Lines of data
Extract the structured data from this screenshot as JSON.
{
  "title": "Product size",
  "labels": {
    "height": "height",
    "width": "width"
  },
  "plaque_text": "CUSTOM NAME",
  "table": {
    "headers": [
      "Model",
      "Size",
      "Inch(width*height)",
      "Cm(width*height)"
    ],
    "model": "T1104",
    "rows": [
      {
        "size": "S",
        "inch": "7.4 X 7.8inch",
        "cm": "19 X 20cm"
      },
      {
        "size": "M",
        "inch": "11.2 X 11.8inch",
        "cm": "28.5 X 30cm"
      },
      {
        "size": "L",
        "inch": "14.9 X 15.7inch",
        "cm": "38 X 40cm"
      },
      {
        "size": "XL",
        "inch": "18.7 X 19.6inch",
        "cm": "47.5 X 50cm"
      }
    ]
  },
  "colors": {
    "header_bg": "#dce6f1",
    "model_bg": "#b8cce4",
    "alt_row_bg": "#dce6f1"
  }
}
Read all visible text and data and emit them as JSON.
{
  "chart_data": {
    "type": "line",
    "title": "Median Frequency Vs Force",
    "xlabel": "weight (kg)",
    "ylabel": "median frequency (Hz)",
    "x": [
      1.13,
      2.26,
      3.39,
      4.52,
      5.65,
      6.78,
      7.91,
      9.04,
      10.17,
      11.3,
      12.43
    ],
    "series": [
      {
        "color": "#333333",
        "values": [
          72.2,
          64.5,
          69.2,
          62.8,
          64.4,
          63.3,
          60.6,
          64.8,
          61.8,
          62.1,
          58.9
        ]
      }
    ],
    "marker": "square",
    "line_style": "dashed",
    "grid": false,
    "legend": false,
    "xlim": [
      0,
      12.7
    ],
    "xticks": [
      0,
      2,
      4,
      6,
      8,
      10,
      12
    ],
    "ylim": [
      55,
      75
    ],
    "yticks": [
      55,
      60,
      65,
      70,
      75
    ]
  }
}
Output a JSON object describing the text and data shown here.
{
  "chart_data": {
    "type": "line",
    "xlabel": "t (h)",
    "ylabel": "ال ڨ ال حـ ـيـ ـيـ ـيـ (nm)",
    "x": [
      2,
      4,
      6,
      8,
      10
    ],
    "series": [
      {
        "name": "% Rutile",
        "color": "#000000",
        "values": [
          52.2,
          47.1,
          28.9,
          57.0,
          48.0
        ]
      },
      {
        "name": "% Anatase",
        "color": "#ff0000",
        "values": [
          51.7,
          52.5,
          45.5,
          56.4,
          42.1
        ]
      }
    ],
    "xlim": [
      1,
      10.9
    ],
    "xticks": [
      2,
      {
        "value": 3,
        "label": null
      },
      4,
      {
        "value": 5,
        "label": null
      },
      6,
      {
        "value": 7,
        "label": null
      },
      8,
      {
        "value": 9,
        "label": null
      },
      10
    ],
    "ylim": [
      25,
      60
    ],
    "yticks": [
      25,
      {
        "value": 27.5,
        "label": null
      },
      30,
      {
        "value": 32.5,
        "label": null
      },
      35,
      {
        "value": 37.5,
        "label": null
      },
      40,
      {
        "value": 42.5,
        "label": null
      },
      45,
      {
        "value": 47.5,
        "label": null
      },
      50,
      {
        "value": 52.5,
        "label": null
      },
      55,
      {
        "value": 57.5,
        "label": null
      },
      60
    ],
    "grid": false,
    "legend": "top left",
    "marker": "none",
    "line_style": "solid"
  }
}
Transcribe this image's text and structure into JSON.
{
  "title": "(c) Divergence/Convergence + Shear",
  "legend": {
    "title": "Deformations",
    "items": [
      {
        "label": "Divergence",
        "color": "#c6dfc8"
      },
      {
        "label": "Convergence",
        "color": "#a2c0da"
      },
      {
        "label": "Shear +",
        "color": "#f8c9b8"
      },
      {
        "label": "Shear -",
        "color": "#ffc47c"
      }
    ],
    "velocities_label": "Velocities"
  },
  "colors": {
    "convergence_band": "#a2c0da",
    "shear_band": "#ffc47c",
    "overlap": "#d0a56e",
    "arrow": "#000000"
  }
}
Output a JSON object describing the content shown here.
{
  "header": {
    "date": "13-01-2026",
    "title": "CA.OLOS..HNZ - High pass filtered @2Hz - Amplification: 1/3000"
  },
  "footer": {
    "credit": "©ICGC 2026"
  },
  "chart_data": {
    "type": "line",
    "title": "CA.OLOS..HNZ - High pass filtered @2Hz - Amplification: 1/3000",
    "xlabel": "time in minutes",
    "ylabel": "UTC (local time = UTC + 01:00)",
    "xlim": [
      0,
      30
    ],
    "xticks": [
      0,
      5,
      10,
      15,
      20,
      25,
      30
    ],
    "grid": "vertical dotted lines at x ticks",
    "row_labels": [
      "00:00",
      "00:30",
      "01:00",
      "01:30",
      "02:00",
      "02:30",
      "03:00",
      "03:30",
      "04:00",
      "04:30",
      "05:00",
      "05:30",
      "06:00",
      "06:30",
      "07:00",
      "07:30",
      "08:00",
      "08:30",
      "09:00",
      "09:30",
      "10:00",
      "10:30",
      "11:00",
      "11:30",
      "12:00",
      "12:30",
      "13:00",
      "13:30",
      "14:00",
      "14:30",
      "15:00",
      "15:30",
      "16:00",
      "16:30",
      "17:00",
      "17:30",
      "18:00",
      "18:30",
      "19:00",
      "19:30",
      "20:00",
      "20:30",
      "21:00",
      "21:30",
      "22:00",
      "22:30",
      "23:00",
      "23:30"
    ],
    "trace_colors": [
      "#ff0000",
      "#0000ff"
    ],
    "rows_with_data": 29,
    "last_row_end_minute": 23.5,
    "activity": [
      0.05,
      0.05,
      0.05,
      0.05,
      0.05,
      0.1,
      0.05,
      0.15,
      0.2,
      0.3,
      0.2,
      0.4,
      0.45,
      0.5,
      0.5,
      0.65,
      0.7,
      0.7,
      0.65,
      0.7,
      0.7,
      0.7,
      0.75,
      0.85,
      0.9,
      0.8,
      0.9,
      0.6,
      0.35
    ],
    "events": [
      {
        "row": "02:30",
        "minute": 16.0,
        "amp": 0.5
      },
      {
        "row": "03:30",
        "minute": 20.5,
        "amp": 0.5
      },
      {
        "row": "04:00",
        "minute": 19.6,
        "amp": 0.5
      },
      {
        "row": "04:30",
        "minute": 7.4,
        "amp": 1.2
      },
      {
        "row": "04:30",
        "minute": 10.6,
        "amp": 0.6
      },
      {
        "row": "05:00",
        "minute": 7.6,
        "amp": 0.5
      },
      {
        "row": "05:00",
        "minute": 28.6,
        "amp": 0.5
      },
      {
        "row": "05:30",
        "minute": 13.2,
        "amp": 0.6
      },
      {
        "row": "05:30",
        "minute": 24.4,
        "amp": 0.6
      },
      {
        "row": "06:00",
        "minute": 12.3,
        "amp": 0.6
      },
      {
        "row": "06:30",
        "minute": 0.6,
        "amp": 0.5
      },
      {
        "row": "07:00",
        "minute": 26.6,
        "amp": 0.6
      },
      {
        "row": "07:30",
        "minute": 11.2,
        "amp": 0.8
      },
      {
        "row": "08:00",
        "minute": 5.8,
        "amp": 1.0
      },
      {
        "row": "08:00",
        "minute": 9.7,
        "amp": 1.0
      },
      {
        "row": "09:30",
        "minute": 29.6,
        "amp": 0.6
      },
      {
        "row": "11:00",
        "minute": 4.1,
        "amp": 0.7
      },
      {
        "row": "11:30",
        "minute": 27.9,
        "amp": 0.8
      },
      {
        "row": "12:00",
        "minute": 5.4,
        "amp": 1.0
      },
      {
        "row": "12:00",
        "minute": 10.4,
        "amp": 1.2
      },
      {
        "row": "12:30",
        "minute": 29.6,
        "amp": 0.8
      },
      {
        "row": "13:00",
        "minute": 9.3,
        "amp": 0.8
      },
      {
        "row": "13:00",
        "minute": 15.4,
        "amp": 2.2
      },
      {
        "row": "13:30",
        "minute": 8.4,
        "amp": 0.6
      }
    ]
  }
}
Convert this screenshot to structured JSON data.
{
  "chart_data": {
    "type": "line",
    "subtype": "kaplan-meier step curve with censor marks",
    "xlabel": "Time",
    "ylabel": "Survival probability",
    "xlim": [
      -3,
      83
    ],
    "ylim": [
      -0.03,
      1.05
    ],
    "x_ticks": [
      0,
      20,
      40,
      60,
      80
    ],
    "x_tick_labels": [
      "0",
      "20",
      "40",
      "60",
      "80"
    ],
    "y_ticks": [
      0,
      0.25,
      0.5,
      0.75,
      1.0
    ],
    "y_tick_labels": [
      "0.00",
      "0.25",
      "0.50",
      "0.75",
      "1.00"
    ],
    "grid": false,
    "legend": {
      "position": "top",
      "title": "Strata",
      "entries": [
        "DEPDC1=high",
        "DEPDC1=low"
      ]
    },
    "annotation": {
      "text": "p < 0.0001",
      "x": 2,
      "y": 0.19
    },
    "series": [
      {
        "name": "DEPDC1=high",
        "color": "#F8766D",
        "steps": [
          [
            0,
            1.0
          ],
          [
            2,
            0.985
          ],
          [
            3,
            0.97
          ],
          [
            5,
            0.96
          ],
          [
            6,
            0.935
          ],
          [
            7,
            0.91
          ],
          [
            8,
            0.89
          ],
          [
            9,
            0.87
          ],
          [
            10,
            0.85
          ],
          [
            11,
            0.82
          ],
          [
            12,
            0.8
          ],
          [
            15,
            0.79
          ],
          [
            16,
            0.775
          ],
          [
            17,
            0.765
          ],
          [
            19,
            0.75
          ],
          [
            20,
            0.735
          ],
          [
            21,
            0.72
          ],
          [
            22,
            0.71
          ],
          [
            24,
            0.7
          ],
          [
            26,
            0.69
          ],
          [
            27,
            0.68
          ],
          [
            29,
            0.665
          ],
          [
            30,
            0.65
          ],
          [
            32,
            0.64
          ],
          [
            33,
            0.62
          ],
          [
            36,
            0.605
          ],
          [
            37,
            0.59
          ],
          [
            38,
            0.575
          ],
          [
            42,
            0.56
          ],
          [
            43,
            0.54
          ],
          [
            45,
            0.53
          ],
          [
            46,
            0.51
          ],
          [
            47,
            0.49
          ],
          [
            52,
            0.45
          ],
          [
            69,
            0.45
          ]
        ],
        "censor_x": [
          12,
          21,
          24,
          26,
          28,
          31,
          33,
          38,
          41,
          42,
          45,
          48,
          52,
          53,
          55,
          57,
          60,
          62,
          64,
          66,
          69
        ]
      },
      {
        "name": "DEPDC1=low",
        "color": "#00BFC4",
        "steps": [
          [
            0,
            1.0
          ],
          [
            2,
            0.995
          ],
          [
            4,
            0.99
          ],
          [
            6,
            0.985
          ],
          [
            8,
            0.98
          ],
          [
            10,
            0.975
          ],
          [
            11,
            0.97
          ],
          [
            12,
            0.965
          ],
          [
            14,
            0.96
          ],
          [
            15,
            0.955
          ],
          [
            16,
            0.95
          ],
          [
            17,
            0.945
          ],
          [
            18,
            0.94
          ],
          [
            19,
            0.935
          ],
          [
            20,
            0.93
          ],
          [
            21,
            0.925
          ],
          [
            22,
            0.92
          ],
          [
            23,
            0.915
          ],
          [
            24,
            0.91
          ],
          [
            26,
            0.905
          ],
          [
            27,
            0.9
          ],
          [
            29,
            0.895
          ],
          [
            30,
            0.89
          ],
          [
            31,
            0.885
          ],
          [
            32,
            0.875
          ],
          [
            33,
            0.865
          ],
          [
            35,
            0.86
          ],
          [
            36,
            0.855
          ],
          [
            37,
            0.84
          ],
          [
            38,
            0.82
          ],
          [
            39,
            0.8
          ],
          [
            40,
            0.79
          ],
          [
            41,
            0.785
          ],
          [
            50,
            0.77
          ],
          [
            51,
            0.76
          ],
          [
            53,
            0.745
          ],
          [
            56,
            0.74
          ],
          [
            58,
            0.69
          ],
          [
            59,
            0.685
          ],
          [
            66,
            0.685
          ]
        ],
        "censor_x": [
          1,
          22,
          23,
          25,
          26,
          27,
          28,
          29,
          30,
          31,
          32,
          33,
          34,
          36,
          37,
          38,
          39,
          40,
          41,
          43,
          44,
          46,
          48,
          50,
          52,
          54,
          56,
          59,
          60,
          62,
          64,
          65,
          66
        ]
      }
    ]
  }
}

_Short task_: Return each line that includes "filtered".

_Reply to the task_:
    "title": "CA.OLOS..HNZ - High pass filtered @2Hz - Amplification: 1/3000"
    "title": "CA.OLOS..HNZ - High pass filtered @2Hz - Amplification: 1/3000",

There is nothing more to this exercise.